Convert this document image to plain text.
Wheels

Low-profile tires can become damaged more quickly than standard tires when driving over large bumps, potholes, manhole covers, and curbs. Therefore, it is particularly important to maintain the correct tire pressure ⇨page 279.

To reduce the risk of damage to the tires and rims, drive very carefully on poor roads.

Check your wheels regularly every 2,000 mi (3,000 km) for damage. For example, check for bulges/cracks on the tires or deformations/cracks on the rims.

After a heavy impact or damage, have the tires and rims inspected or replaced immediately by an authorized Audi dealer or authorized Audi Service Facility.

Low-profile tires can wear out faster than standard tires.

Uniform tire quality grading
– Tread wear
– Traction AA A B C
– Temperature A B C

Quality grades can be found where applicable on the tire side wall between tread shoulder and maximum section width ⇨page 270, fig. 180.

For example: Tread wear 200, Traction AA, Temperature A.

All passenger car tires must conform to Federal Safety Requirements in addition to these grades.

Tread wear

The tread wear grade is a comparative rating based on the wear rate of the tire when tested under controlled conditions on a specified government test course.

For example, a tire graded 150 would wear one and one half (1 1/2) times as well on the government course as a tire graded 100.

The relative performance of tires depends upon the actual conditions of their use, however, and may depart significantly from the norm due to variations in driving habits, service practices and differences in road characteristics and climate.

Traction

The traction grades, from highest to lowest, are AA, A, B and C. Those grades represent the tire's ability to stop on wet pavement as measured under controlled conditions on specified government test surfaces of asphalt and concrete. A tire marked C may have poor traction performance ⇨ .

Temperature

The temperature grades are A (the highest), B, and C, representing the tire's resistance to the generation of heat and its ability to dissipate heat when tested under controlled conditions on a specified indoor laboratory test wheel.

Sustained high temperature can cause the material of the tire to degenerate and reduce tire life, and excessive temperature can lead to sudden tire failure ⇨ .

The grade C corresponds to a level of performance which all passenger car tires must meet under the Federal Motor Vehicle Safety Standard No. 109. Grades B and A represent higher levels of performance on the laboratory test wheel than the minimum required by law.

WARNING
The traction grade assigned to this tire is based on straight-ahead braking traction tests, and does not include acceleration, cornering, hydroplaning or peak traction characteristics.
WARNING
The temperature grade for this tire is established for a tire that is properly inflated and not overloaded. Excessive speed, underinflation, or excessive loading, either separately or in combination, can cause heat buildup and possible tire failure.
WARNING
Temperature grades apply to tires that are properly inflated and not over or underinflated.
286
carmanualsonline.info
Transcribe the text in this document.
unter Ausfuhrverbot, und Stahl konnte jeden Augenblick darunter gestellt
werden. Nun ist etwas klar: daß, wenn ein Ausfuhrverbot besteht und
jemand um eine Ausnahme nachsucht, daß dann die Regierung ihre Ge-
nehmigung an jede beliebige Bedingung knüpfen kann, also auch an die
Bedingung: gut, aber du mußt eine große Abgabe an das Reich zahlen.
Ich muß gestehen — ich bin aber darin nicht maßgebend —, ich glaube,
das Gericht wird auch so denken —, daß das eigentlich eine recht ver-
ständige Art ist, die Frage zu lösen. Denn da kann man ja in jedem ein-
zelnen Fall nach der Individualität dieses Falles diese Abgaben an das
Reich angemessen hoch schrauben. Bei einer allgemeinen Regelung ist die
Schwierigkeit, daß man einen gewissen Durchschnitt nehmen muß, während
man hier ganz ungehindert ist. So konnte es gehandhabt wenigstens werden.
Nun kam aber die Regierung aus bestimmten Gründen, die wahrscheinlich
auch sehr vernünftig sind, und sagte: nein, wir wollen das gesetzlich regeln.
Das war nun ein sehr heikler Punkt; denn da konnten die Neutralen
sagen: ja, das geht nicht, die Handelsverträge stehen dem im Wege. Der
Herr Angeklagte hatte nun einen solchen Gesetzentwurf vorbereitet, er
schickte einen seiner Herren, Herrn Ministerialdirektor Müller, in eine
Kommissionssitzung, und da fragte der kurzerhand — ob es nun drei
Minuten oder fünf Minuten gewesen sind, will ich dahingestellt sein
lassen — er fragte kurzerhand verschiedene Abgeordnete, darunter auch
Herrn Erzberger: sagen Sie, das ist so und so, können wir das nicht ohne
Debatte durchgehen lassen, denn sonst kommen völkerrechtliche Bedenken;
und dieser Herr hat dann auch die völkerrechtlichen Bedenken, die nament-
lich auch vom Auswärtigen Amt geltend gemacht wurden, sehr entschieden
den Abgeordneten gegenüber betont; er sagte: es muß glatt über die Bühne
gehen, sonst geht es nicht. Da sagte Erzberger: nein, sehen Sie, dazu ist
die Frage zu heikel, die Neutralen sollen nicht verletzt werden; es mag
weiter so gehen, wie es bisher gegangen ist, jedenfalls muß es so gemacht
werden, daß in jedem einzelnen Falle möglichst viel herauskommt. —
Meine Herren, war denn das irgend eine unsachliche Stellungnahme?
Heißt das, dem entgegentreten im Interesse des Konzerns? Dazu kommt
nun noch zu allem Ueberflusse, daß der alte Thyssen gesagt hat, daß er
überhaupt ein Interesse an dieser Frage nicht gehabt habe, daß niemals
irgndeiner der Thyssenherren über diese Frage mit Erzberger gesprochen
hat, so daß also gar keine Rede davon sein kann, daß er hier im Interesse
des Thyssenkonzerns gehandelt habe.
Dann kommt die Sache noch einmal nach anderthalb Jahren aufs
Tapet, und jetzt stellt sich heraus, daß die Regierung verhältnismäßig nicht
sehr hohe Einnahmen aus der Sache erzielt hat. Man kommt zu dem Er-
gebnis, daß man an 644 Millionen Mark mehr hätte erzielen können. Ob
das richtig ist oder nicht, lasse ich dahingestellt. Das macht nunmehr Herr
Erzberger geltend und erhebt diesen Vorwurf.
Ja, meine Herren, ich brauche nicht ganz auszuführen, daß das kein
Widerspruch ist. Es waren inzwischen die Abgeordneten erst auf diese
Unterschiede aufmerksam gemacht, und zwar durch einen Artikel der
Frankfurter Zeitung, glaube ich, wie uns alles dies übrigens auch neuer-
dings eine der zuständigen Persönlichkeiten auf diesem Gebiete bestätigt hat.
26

**Exercise directions**
Output all of the data again. Match it exactly.

**Task solution**
Convert this document image to plain text.
Wheels

Low-profile tires can become damaged more quickly than standard tires when driving over large bumps, potholes, manhole covers, and curbs. Therefore, it is particularly important to maintain the correct tire pressure ⇨page 279.

To reduce the risk of damage to the tires and rims, drive very carefully on poor roads.

Check your wheels regularly every 2,000 mi (3,000 km) for damage. For example, check for bulges/cracks on the tires or deformations/cracks on the rims.

After a heavy impact or damage, have the tires and rims inspected or replaced immediately by an authorized Audi dealer or authorized Audi Service Facility.

Low-profile tires can wear out faster than standard tires.

Uniform tire quality grading
– Tread wear
– Traction AA A B C
– Temperature A B C

Quality grades can be found where applicable on the tire side wall between tread shoulder and maximum section width ⇨page 270, fig. 180.

For example: Tread wear 200, Traction AA, Temperature A.

All passenger car tires must conform to Federal Safety Requirements in addition to these grades.

Tread wear

The tread wear grade is a comparative rating based on the wear rate of the tire when tested under controlled conditions on a specified government test course.

For example, a tire graded 150 would wear one and one half (1 1/2) times as well on the government course as a tire graded 100.

The relative performance of tires depends upon the actual conditions of their use, however, and may depart significantly from the norm due to variations in driving habits, service practices and differences in road characteristics and climate.

Traction

The traction grades, from highest to lowest, are AA, A, B and C. Those grades represent the tire's ability to stop on wet pavement as measured under controlled conditions on specified government test surfaces of asphalt and concrete. A tire marked C may have poor traction performance ⇨ .

Temperature

The temperature grades are A (the highest), B, and C, representing the tire's resistance to the generation of heat and its ability to dissipate heat when tested under controlled conditions on a specified indoor laboratory test wheel.

Sustained high temperature can cause the material of the tire to degenerate and reduce tire life, and excessive temperature can lead to sudden tire failure ⇨ .

The grade C corresponds to a level of performance which all passenger car tires must meet under the Federal Motor Vehicle Safety Standard No. 109. Grades B and A represent higher levels of performance on the laboratory test wheel than the minimum required by law.

WARNING
The traction grade assigned to this tire is based on straight-ahead braking traction tests, and does not include acceleration, cornering, hydroplaning or peak traction characteristics.
WARNING
The temperature grade for this tire is established for a tire that is properly inflated and not overloaded. Excessive speed, underinflation, or excessive loading, either separately or in combination, can cause heat buildup and possible tire failure.
WARNING
Temperature grades apply to tires that are properly inflated and not over or underinflated.
286
carmanualsonline.info
Transcribe the text in this document.
unter Ausfuhrverbot, und Stahl konnte jeden Augenblick darunter gestellt
werden. Nun ist etwas klar: daß, wenn ein Ausfuhrverbot besteht und
jemand um eine Ausnahme nachsucht, daß dann die Regierung ihre Ge-
nehmigung an jede beliebige Bedingung knüpfen kann, also auch an die
Bedingung: gut, aber du mußt eine große Abgabe an das Reich zahlen.
Ich muß gestehen — ich bin aber darin nicht maßgebend —, ich glaube,
das Gericht wird auch so denken —, daß das eigentlich eine recht ver-
ständige Art ist, die Frage zu lösen. Denn da kann man ja in jedem ein-
zelnen Fall nach der Individualität dieses Falles diese Abgaben an das
Reich angemessen hoch schrauben. Bei einer allgemeinen Regelung ist die
Schwierigkeit, daß man einen gewissen Durchschnitt nehmen muß, während
man hier ganz ungehindert ist. So konnte es gehandhabt wenigstens werden.
Nun kam aber die Regierung aus bestimmten Gründen, die wahrscheinlich
auch sehr vernünftig sind, und sagte: nein, wir wollen das gesetzlich regeln.
Das war nun ein sehr heikler Punkt; denn da konnten die Neutralen
sagen: ja, das geht nicht, die Handelsverträge stehen dem im Wege. Der
Herr Angeklagte hatte nun einen solchen Gesetzentwurf vorbereitet, er
schickte einen seiner Herren, Herrn Ministerialdirektor Müller, in eine
Kommissionssitzung, und da fragte der kurzerhand — ob es nun drei
Minuten oder fünf Minuten gewesen sind, will ich dahingestellt sein
lassen — er fragte kurzerhand verschiedene Abgeordnete, darunter auch
Herrn Erzberger: sagen Sie, das ist so und so, können wir das nicht ohne
Debatte durchgehen lassen, denn sonst kommen völkerrechtliche Bedenken;
und dieser Herr hat dann auch die völkerrechtlichen Bedenken, die nament-
lich auch vom Auswärtigen Amt geltend gemacht wurden, sehr entschieden
den Abgeordneten gegenüber betont; er sagte: es muß glatt über die Bühne
gehen, sonst geht es nicht. Da sagte Erzberger: nein, sehen Sie, dazu ist
die Frage zu heikel, die Neutralen sollen nicht verletzt werden; es mag
weiter so gehen, wie es bisher gegangen ist, jedenfalls muß es so gemacht
werden, daß in jedem einzelnen Falle möglichst viel herauskommt. —
Meine Herren, war denn das irgend eine unsachliche Stellungnahme?
Heißt das, dem entgegentreten im Interesse des Konzerns? Dazu kommt
nun noch zu allem Ueberflusse, daß der alte Thyssen gesagt hat, daß er
überhaupt ein Interesse an dieser Frage nicht gehabt habe, daß niemals
irgndeiner der Thyssenherren über diese Frage mit Erzberger gesprochen
hat, so daß also gar keine Rede davon sein kann, daß er hier im Interesse
des Thyssenkonzerns gehandelt habe.
Dann kommt die Sache noch einmal nach anderthalb Jahren aufs
Tapet, und jetzt stellt sich heraus, daß die Regierung verhältnismäßig nicht
sehr hohe Einnahmen aus der Sache erzielt hat. Man kommt zu dem Er-
gebnis, daß man an 644 Millionen Mark mehr hätte erzielen können. Ob
das richtig ist oder nicht, lasse ich dahingestellt. Das macht nunmehr Herr
Erzberger geltend und erhebt diesen Vorwurf.
Ja, meine Herren, ich brauche nicht ganz auszuführen, daß das kein
Widerspruch ist. Es waren inzwischen die Abgeordneten erst auf diese
Unterschiede aufmerksam gemacht, und zwar durch einen Artikel der
Frankfurter Zeitung, glaube ich, wie uns alles dies übrigens auch neuer-
dings eine der zuständigen Persönlichkeiten auf diesem Gebiete bestätigt hat.
26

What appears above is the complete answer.